### Challenge
Would you transcribe the listing that follows, character for character, and omit its images?

· · · · · · ·

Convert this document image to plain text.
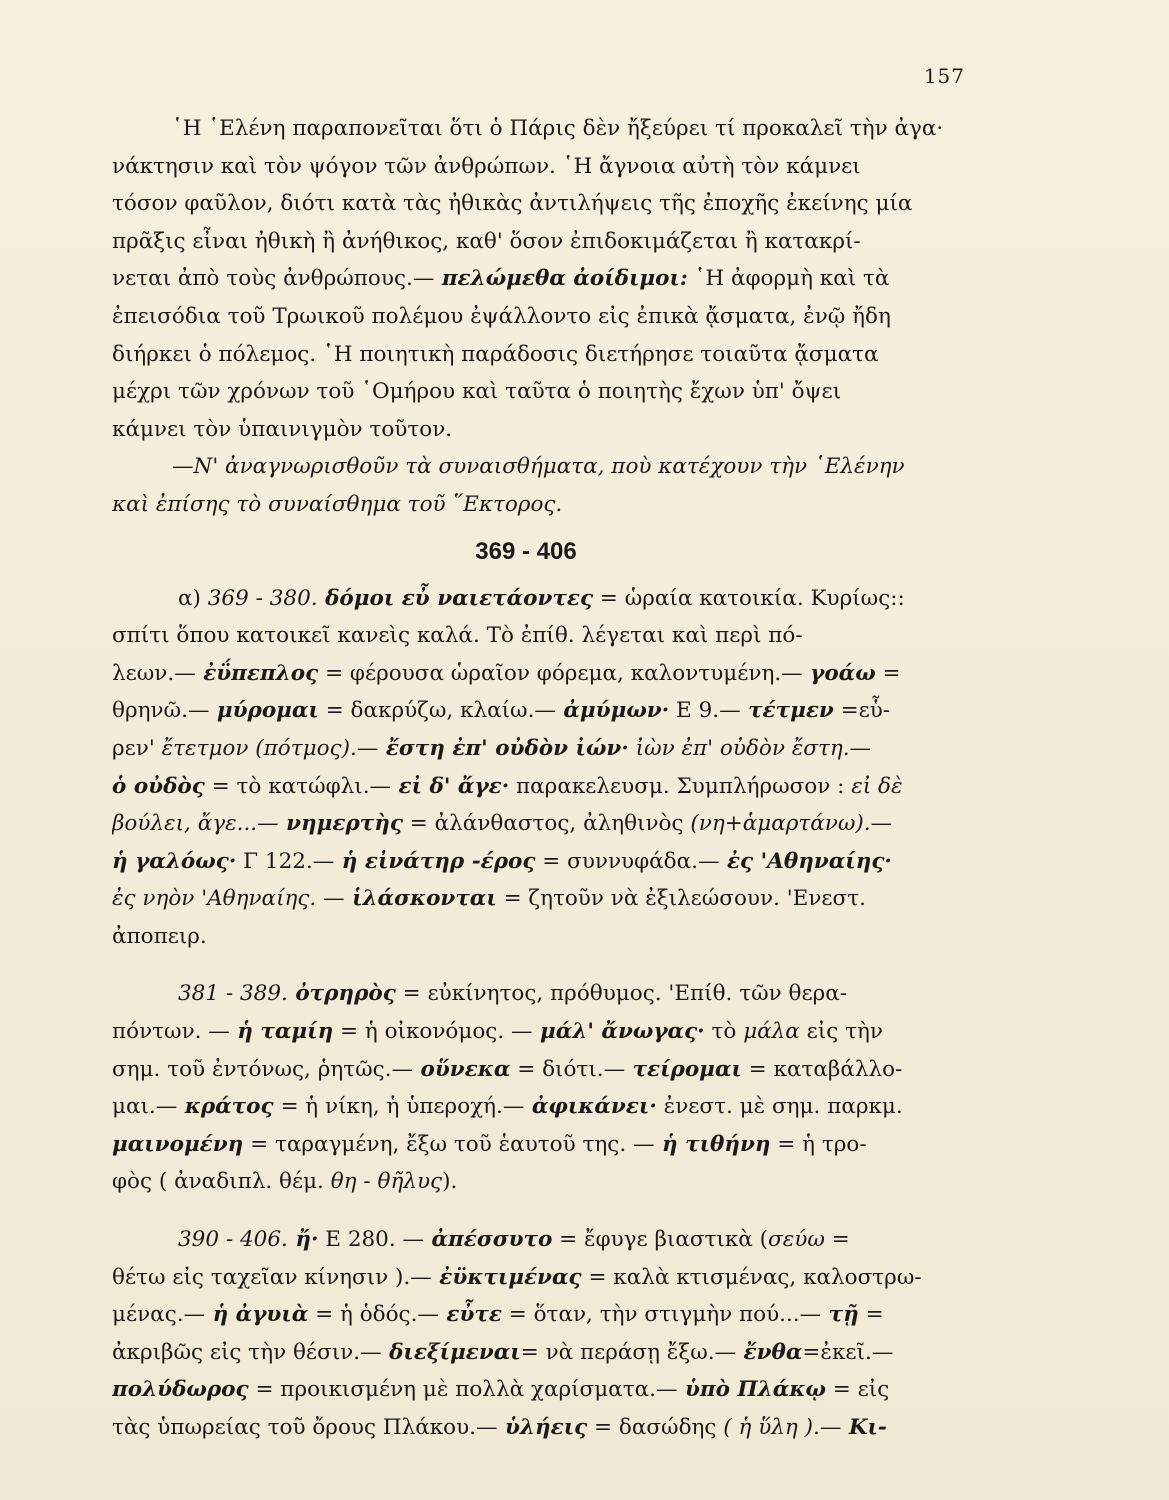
157
῾Η ῾Ελένη παραπονεῖται ὅτι ὁ Πάρις δὲν ἤξεύρει τί προκαλεῖ τὴν ἀγα·
νάκτησιν καὶ τὸν ψόγον τῶν ἀνθρώπων. ῾Η ἄγνοια αὐτὴ τὸν κάμνει
τόσον φαῦλον, διότι κατὰ τὰς ἠθικὰς ἀντιλήψεις τῆς ἐποχῆς ἐκείνης μία
πρᾶξις εἶναι ἠθικὴ ἢ ἀνήθικος, καθ' ὅσον ἐπιδοκιμάζεται ἢ κατακρί-
νεται ἀπὸ τοὺς ἀνθρώπους.— πελώμεθα ἀοίδιμοι: ῾Η ἀφορμὴ καὶ τὰ
ἐπεισόδια τοῦ Τρωικοῦ πολέμου ἐψάλλοντο εἰς ἐπικὰ ᾄσματα, ἐνῷ ἤδη
διήρκει ὁ πόλεμος. ῾Η ποιητικὴ παράδοσις διετήρησε τοιαῦτα ᾄσματα
μέχρι τῶν χρόνων τοῦ ῾Ομήρου καὶ ταῦτα ὁ ποιητὴς ἔχων ὑπ' ὄψει
κάμνει τὸν ὑπαινιγμὸν τοῦτον.
—Ν' ἀναγνωρισθοῦν τὰ συναισθήματα, ποὺ κατέχουν τὴν ῾Ελένην
καὶ ἐπίσης τὸ συναίσθημα τοῦ ῞Εκτορος.
369 - 406
α) 369 - 380. δόμοι εὖ ναιετάοντες = ὡραία κατοικία. Κυρίως::
σπίτι ὅπου κατοικεῖ κανεὶς καλά. Τὸ ἐπίθ. λέγεται καὶ περὶ πό-
λεων.— ἐΰπεπλος = φέρουσα ὡραῖον φόρεμα, καλοντυμένη.— γοάω =
θρηνῶ.— μύρομαι = δακρύζω, κλαίω.— ἀμύμων· Ε 9.— τέτμεν =εὗ-
ρεν' ἔτετμον (πότμος).— ἔστη ἐπ' οὐδὸν ἰών· ἰὼν ἐπ' οὐδὸν ἔστη.—
ὁ οὐδὸς = τὸ κατώφλι.— εἰ δ' ἄγε· παρακελευσμ. Συμπλήρωσον : εἰ δὲ
βούλει, ἄγε...— νημερτὴς = ἀλάνθαστος, ἀληθινὸς (νη+ἁμαρτάνω).—
ἡ γαλόως· Γ 122.— ἡ εἰνάτηρ -έρος = συννυφάδα.— ἐς 'Αθηναίης·
ἐς νηὸν 'Αθηναίης. — ἱλάσκονται = ζητοῦν νὰ ἐξιλεώσουν. 'Ενεστ.
ἀποπειρ.
381 - 389. ὀτρηρὸς = εὐκίνητος, πρόθυμος. 'Επίθ. τῶν θερα-
πόντων. — ἡ ταμίη = ἡ οἰκονόμος. — μάλ' ἄνωγας· τὸ μάλα εἰς τὴν
σημ. τοῦ ἐντόνως, ῥητῶς.— οὕνεκα = διότι.— τείρομαι = καταβάλλο-
μαι.— κράτος = ἡ νίκη, ἡ ὑπεροχή.— ἀφικάνει· ἐνεστ. μὲ σημ. παρκμ.
μαινομένη = ταραγμένη, ἔξω τοῦ ἑαυτοῦ της. — ἡ τιθήνη = ἡ τρο-
φὸς ( ἀναδιπλ. θέμ. θη - θῆλυς).
390 - 406. ἤ· Ε 280. — ἀπέσσυτο = ἔφυγε βιαστικὰ (σεύω =
θέτω εἰς ταχεῖαν κίνησιν ).— ἐϋκτιμένας = καλὰ κτισμένας, καλοστρω-
μένας.— ἡ ἀγυιὰ = ἡ ὁδός.— εὖτε = ὅταν, τὴν στιγμὴν πού...— τῇ =
ἀκριβῶς εἰς τὴν θέσιν.— διεξίμεναι= νὰ περάσῃ ἔξω.— ἔνθα=ἐκεῖ.—
πολύδωρος = προικισμένη μὲ πολλὰ χαρίσματα.— ὑπὸ Πλάκῳ = εἰς
τὰς ὑπωρείας τοῦ ὄρους Πλάκου.— ὑλήεις = δασώδης ( ἡ ὕλη ).— Κι-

· · · · · · ·

### Solution below
Convert this document image to plain text.
157
῾Η ῾Ελένη παραπονεῖται ὅτι ὁ Πάρις δὲν ἤξεύρει τί προκαλεῖ τὴν ἀγα·
νάκτησιν καὶ τὸν ψόγον τῶν ἀνθρώπων. ῾Η ἄγνοια αὐτὴ τὸν κάμνει
τόσον φαῦλον, διότι κατὰ τὰς ἠθικὰς ἀντιλήψεις τῆς ἐποχῆς ἐκείνης μία
πρᾶξις εἶναι ἠθικὴ ἢ ἀνήθικος, καθ' ὅσον ἐπιδοκιμάζεται ἢ κατακρί-
νεται ἀπὸ τοὺς ἀνθρώπους.— πελώμεθα ἀοίδιμοι: ῾Η ἀφορμὴ καὶ τὰ
ἐπεισόδια τοῦ Τρωικοῦ πολέμου ἐψάλλοντο εἰς ἐπικὰ ᾄσματα, ἐνῷ ἤδη
διήρκει ὁ πόλεμος. ῾Η ποιητικὴ παράδοσις διετήρησε τοιαῦτα ᾄσματα
μέχρι τῶν χρόνων τοῦ ῾Ομήρου καὶ ταῦτα ὁ ποιητὴς ἔχων ὑπ' ὄψει
κάμνει τὸν ὑπαινιγμὸν τοῦτον.
—Ν' ἀναγνωρισθοῦν τὰ συναισθήματα, ποὺ κατέχουν τὴν ῾Ελένην
καὶ ἐπίσης τὸ συναίσθημα τοῦ ῞Εκτορος.
369 - 406
α) 369 - 380. δόμοι εὖ ναιετάοντες = ὡραία κατοικία. Κυρίως::
σπίτι ὅπου κατοικεῖ κανεὶς καλά. Τὸ ἐπίθ. λέγεται καὶ περὶ πό-
λεων.— ἐΰπεπλος = φέρουσα ὡραῖον φόρεμα, καλοντυμένη.— γοάω =
θρηνῶ.— μύρομαι = δακρύζω, κλαίω.— ἀμύμων· Ε 9.— τέτμεν =εὗ-
ρεν' ἔτετμον (πότμος).— ἔστη ἐπ' οὐδὸν ἰών· ἰὼν ἐπ' οὐδὸν ἔστη.—
ὁ οὐδὸς = τὸ κατώφλι.— εἰ δ' ἄγε· παρακελευσμ. Συμπλήρωσον : εἰ δὲ
βούλει, ἄγε...— νημερτὴς = ἀλάνθαστος, ἀληθινὸς (νη+ἁμαρτάνω).—
ἡ γαλόως· Γ 122.— ἡ εἰνάτηρ -έρος = συννυφάδα.— ἐς 'Αθηναίης·
ἐς νηὸν 'Αθηναίης. — ἱλάσκονται = ζητοῦν νὰ ἐξιλεώσουν. 'Ενεστ.
ἀποπειρ.
381 - 389. ὀτρηρὸς = εὐκίνητος, πρόθυμος. 'Επίθ. τῶν θερα-
πόντων. — ἡ ταμίη = ἡ οἰκονόμος. — μάλ' ἄνωγας· τὸ μάλα εἰς τὴν
σημ. τοῦ ἐντόνως, ῥητῶς.— οὕνεκα = διότι.— τείρομαι = καταβάλλο-
μαι.— κράτος = ἡ νίκη, ἡ ὑπεροχή.— ἀφικάνει· ἐνεστ. μὲ σημ. παρκμ.
μαινομένη = ταραγμένη, ἔξω τοῦ ἑαυτοῦ της. — ἡ τιθήνη = ἡ τρο-
φὸς ( ἀναδιπλ. θέμ. θη - θῆλυς).
390 - 406. ἤ· Ε 280. — ἀπέσσυτο = ἔφυγε βιαστικὰ (σεύω =
θέτω εἰς ταχεῖαν κίνησιν ).— ἐϋκτιμένας = καλὰ κτισμένας, καλοστρω-
μένας.— ἡ ἀγυιὰ = ἡ ὁδός.— εὖτε = ὅταν, τὴν στιγμὴν πού...— τῇ =
ἀκριβῶς εἰς τὴν θέσιν.— διεξίμεναι= νὰ περάσῃ ἔξω.— ἔνθα=ἐκεῖ.—
πολύδωρος = προικισμένη μὲ πολλὰ χαρίσματα.— ὑπὸ Πλάκῳ = εἰς
τὰς ὑπωρείας τοῦ ὄρους Πλάκου.— ὑλήεις = δασώδης ( ἡ ὕλη ).— Κι-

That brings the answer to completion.